Items from a data source

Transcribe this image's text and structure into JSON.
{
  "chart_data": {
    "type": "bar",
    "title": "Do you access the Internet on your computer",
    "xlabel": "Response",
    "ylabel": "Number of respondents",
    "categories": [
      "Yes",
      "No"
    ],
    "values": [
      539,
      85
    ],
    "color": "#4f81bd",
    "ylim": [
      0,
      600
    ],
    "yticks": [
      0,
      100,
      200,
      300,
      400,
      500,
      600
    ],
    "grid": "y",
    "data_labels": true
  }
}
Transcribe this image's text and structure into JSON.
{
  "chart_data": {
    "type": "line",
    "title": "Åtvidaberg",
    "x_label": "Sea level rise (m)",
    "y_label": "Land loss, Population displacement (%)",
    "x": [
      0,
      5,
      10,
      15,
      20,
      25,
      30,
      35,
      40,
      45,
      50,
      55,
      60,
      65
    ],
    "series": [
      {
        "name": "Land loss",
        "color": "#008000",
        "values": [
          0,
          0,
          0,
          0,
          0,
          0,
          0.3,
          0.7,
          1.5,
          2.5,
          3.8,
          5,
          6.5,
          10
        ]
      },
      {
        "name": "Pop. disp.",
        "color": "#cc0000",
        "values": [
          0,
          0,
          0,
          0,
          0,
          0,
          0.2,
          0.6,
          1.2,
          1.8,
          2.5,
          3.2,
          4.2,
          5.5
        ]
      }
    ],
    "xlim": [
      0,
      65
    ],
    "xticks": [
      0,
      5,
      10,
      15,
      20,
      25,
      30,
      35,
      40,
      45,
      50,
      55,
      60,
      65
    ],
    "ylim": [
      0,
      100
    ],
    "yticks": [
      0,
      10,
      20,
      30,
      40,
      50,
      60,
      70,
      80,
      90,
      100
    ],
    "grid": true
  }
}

• **STATED EXERCISE**
Please reproduce each line exactly as written.

• **FULL RESPONSE**
Transcribe this image's text and structure into JSON.
{
  "chart_data": {
    "type": "bar",
    "title": "Do you access the Internet on your computer",
    "xlabel": "Response",
    "ylabel": "Number of respondents",
    "categories": [
      "Yes",
      "No"
    ],
    "values": [
      539,
      85
    ],
    "color": "#4f81bd",
    "ylim": [
      0,
      600
    ],
    "yticks": [
      0,
      100,
      200,
      300,
      400,
      500,
      600
    ],
    "grid": "y",
    "data_labels": true
  }
}
Transcribe this image's text and structure into JSON.
{
  "chart_data": {
    "type": "line",
    "title": "Åtvidaberg",
    "x_label": "Sea level rise (m)",
    "y_label": "Land loss, Population displacement (%)",
    "x": [
      0,
      5,
      10,
      15,
      20,
      25,
      30,
      35,
      40,
      45,
      50,
      55,
      60,
      65
    ],
    "series": [
      {
        "name": "Land loss",
        "color": "#008000",
        "values": [
          0,
          0,
          0,
          0,
          0,
          0,
          0.3,
          0.7,
          1.5,
          2.5,
          3.8,
          5,
          6.5,
          10
        ]
      },
      {
        "name": "Pop. disp.",
        "color": "#cc0000",
        "values": [
          0,
          0,
          0,
          0,
          0,
          0,
          0.2,
          0.6,
          1.2,
          1.8,
          2.5,
          3.2,
          4.2,
          5.5
        ]
      }
    ],
    "xlim": [
      0,
      65
    ],
    "xticks": [
      0,
      5,
      10,
      15,
      20,
      25,
      30,
      35,
      40,
      45,
      50,
      55,
      60,
      65
    ],
    "ylim": [
      0,
      100
    ],
    "yticks": [
      0,
      10,
      20,
      30,
      40,
      50,
      60,
      70,
      80,
      90,
      100
    ],
    "grid": true
  }
}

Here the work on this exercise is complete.